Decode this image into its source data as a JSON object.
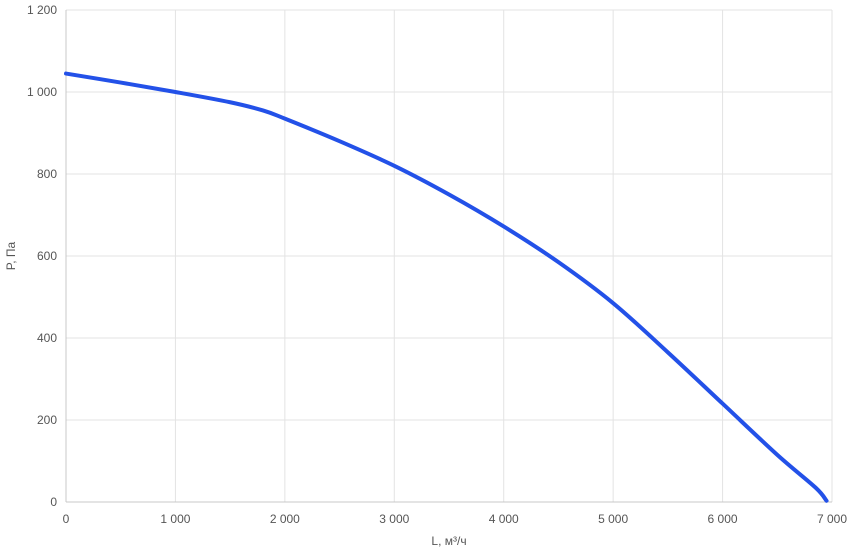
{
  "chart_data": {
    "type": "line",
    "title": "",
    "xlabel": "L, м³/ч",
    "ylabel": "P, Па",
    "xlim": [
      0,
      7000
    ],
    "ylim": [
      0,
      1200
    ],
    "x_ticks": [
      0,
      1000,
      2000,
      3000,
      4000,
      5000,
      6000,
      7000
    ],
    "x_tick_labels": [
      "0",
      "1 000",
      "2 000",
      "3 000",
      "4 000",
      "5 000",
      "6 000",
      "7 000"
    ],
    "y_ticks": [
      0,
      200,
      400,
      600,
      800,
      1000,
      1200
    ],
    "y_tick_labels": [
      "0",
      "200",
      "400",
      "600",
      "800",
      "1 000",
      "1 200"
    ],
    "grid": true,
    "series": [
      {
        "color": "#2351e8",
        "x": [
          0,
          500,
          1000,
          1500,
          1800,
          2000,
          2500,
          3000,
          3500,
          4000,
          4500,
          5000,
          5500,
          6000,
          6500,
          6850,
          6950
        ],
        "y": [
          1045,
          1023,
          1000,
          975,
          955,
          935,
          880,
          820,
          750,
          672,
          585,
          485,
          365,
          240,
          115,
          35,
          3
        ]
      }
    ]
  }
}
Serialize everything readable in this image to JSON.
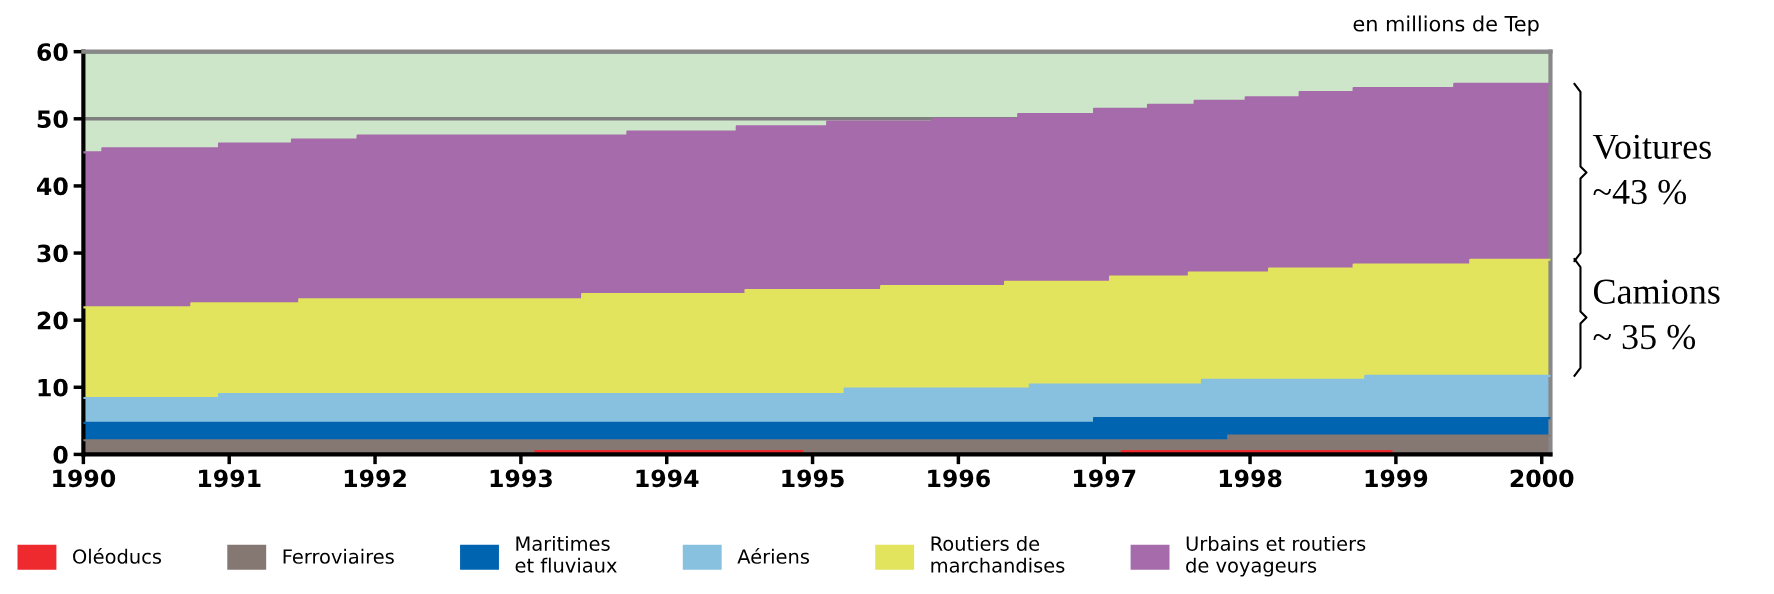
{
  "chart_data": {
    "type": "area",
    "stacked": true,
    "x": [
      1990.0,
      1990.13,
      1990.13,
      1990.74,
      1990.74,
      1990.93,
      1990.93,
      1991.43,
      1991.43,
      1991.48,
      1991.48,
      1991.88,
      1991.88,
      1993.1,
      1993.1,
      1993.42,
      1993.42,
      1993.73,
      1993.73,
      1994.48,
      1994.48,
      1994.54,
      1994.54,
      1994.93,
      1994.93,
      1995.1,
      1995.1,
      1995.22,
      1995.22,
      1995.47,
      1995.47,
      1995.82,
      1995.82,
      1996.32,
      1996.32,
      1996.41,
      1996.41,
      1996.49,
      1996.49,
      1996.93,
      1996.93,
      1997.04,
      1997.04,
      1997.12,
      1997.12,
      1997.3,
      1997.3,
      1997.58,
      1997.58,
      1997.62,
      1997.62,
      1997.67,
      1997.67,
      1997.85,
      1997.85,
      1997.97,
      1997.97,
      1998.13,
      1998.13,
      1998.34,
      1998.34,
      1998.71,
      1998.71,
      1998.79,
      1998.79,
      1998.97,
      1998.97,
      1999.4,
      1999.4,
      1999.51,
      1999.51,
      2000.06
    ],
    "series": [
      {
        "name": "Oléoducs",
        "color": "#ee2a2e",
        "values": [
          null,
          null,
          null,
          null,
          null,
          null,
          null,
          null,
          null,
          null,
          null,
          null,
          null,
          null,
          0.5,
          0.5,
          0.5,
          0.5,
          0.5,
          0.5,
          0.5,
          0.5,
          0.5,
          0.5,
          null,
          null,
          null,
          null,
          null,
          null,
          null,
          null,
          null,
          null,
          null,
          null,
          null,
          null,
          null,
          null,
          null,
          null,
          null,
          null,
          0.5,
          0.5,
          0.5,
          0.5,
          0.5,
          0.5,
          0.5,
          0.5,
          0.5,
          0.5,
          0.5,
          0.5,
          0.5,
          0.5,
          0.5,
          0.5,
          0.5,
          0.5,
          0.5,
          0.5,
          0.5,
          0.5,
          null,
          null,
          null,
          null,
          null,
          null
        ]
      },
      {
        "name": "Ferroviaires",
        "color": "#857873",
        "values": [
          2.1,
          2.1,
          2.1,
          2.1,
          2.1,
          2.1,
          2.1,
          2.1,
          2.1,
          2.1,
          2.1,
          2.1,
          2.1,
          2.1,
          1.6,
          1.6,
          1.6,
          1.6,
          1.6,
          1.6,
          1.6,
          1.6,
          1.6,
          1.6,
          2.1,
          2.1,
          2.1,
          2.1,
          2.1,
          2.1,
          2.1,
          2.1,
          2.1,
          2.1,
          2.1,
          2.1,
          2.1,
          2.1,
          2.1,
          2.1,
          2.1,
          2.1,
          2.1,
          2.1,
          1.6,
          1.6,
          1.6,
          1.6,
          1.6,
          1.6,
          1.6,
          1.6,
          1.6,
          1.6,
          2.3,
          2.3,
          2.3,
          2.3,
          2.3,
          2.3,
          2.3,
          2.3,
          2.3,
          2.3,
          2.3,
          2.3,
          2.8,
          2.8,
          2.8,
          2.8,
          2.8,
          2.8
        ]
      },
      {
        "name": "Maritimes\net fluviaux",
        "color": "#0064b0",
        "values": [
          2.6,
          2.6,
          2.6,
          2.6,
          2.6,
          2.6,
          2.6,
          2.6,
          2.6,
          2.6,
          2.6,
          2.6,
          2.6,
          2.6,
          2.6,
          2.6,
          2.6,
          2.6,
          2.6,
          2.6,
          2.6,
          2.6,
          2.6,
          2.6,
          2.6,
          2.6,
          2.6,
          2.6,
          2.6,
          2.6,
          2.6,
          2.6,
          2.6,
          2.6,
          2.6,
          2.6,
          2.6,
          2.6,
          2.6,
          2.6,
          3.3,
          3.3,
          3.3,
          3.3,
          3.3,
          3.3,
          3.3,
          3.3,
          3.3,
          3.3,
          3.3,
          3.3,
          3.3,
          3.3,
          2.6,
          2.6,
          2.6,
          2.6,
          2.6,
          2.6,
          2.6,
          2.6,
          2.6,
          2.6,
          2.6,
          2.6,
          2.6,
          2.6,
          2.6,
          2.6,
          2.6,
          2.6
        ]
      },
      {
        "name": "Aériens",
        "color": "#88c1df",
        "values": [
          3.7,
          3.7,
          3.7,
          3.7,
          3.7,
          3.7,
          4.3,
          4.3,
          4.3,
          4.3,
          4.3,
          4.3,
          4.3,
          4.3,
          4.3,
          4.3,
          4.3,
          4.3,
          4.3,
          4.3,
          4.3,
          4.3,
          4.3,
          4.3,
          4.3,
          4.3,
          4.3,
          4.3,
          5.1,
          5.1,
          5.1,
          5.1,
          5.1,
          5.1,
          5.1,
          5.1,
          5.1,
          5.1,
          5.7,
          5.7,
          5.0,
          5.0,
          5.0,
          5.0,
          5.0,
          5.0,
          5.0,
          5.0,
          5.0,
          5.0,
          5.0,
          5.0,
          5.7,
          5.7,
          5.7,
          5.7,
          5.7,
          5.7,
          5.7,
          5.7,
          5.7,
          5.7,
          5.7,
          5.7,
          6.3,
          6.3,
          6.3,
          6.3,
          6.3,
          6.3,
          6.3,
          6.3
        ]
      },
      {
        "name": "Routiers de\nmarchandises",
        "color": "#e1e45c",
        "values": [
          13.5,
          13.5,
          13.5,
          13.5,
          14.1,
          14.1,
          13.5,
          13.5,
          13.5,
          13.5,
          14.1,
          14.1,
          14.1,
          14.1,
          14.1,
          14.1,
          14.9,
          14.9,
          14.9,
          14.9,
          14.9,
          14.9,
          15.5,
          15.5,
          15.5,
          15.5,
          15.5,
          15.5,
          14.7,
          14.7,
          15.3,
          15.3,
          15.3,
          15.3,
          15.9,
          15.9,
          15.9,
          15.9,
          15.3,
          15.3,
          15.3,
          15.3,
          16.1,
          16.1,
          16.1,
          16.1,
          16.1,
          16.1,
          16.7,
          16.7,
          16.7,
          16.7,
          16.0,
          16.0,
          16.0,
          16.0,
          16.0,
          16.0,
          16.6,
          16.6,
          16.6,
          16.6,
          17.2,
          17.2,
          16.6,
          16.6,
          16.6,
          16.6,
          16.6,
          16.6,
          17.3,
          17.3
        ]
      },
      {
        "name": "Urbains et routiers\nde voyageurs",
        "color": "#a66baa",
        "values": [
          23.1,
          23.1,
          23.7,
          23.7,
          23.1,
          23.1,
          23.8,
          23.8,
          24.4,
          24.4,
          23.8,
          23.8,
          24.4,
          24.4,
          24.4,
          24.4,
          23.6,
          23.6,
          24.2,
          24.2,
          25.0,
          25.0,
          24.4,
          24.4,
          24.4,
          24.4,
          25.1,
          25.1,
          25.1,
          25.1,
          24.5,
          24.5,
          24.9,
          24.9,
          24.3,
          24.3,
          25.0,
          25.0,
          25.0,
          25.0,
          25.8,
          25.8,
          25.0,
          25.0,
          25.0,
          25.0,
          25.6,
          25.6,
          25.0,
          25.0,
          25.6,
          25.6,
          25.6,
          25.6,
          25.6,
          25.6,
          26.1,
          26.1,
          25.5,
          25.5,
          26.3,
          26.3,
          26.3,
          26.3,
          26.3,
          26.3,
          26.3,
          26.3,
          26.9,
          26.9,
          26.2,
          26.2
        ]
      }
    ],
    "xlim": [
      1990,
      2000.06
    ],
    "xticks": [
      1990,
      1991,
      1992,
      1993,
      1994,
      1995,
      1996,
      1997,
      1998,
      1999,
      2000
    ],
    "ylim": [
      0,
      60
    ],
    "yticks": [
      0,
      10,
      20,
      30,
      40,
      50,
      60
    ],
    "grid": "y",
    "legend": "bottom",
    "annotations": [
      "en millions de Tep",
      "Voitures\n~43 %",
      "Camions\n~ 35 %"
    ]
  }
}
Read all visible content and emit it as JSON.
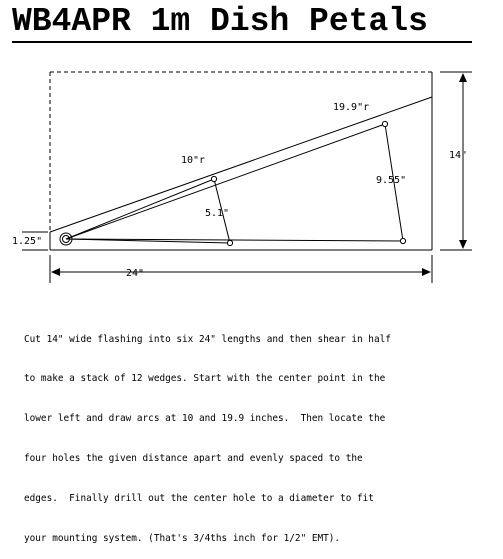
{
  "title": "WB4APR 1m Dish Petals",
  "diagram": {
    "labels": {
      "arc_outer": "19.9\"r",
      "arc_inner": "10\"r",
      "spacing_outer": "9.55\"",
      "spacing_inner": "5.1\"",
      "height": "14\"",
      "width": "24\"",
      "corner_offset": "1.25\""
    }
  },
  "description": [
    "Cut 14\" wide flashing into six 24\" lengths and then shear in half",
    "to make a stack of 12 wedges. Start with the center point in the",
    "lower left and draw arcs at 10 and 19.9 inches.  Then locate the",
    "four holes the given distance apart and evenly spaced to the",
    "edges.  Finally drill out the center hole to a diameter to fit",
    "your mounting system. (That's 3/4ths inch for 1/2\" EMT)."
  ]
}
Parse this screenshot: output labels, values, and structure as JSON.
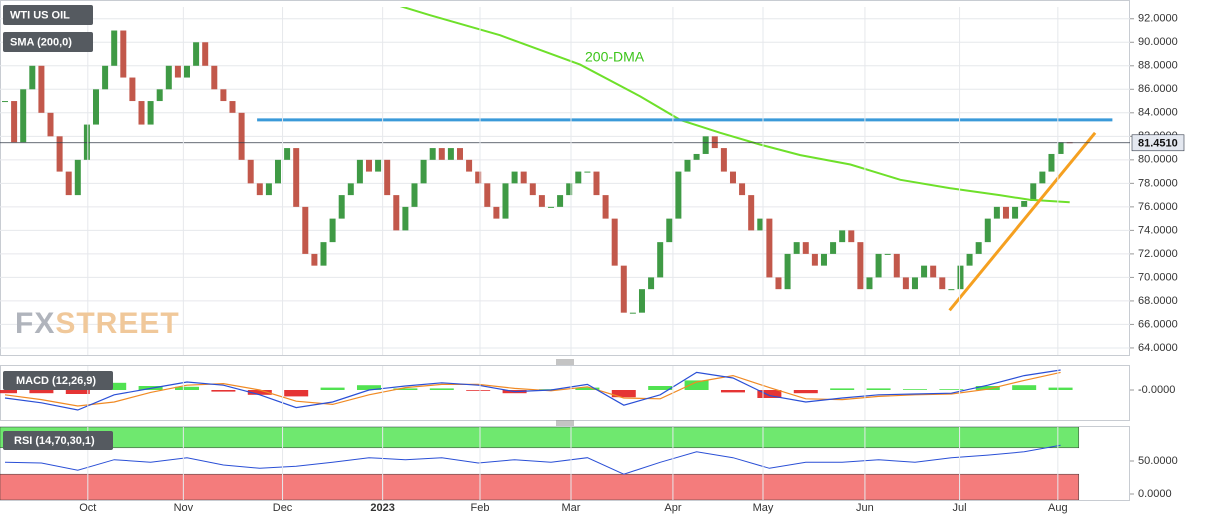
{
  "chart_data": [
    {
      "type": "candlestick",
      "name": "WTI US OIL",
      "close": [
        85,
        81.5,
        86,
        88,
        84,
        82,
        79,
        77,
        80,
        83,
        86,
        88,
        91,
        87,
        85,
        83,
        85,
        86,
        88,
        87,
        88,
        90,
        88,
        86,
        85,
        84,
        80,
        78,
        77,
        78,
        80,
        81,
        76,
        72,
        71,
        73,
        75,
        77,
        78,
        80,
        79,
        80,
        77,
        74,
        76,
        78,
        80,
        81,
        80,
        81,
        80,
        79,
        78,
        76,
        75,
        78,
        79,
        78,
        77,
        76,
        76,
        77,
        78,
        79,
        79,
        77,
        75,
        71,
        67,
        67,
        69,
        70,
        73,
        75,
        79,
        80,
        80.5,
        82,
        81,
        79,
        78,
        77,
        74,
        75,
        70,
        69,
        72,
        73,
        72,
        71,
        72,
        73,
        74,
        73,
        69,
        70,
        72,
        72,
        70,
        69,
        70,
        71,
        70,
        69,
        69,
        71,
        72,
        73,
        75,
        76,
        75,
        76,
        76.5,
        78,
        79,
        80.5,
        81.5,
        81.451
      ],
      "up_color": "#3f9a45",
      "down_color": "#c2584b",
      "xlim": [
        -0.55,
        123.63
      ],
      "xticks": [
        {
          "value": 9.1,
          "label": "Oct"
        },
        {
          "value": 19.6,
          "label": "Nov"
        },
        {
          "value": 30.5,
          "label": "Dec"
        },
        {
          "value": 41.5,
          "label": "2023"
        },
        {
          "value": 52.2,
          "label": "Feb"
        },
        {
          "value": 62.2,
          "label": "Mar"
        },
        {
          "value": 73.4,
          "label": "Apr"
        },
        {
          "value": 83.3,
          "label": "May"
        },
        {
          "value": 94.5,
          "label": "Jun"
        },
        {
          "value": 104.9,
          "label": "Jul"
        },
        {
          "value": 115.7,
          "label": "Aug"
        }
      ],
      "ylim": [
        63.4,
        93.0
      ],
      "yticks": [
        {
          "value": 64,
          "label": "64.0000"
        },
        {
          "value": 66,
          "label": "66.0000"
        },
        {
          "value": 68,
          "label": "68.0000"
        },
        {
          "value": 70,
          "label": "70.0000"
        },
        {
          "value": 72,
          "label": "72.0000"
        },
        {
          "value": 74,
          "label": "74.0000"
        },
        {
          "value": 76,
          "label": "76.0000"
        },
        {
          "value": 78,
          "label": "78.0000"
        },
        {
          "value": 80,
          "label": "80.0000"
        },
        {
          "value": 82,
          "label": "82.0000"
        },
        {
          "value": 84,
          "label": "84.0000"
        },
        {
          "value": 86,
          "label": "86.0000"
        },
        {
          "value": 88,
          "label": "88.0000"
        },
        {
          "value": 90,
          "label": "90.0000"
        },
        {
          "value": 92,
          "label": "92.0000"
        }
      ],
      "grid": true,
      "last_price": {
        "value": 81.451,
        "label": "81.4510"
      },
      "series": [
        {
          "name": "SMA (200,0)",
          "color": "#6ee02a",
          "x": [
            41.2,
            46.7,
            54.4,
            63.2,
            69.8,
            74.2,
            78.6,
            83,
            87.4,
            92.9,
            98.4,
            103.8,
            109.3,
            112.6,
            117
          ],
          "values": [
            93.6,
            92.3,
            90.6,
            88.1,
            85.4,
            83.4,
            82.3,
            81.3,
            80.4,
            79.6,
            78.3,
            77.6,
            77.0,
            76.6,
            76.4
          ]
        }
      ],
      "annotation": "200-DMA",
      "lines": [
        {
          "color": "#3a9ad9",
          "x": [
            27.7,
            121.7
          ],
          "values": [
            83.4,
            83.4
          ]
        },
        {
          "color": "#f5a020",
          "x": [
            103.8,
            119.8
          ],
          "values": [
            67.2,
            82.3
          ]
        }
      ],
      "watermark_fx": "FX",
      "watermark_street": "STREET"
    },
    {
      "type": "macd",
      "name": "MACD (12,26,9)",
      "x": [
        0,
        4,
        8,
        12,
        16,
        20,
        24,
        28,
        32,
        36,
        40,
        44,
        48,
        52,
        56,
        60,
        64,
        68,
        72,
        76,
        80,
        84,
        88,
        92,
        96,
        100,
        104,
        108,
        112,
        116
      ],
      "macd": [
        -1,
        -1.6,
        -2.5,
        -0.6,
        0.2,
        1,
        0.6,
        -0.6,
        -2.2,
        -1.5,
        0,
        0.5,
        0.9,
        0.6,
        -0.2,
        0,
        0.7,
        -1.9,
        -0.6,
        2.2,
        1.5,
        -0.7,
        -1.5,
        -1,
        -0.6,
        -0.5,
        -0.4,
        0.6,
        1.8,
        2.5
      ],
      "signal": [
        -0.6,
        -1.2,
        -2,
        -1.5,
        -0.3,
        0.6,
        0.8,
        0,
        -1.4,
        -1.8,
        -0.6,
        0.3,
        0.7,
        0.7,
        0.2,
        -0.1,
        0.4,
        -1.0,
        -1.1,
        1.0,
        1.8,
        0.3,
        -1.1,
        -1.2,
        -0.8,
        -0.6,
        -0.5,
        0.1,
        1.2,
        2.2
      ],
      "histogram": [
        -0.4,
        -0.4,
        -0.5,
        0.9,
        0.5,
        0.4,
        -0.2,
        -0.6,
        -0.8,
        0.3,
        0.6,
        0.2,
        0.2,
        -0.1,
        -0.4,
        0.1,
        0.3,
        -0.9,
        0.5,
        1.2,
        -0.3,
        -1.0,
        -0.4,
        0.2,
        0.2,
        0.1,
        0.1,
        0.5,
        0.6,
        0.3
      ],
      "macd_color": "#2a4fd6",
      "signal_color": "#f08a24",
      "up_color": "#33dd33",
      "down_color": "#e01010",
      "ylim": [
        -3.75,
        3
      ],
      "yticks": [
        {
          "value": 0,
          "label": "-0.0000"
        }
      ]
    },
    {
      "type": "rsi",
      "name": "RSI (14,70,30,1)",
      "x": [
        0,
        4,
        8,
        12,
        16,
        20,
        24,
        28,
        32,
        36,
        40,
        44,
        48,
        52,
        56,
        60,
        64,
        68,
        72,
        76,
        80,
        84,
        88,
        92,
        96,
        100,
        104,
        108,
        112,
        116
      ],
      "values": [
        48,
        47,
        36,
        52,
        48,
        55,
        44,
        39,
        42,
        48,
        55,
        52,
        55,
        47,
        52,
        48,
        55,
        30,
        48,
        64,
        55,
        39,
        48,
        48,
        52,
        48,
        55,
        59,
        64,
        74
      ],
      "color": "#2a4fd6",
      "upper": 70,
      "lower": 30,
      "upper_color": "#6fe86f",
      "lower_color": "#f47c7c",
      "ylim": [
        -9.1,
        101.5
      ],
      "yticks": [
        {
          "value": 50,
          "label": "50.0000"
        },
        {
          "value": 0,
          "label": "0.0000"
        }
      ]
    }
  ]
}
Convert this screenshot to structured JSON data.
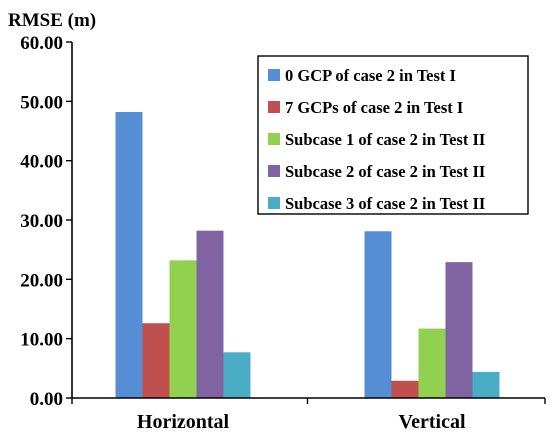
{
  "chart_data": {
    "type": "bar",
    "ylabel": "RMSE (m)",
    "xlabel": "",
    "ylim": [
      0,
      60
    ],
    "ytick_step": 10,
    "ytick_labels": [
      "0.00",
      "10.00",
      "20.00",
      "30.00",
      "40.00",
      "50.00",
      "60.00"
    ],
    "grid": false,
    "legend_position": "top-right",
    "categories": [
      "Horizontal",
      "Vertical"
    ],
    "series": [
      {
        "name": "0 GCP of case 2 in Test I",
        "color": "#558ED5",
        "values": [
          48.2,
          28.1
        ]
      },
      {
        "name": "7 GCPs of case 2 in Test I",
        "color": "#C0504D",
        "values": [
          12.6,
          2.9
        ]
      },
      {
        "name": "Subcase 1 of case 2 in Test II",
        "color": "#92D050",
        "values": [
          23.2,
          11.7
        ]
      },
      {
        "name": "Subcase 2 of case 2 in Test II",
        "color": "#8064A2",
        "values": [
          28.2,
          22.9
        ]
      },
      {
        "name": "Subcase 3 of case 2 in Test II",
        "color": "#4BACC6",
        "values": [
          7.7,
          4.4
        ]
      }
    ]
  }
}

▸ Task goal: State how many lines above include the word "type", and nothing more.

▸ Answer to this problem: 6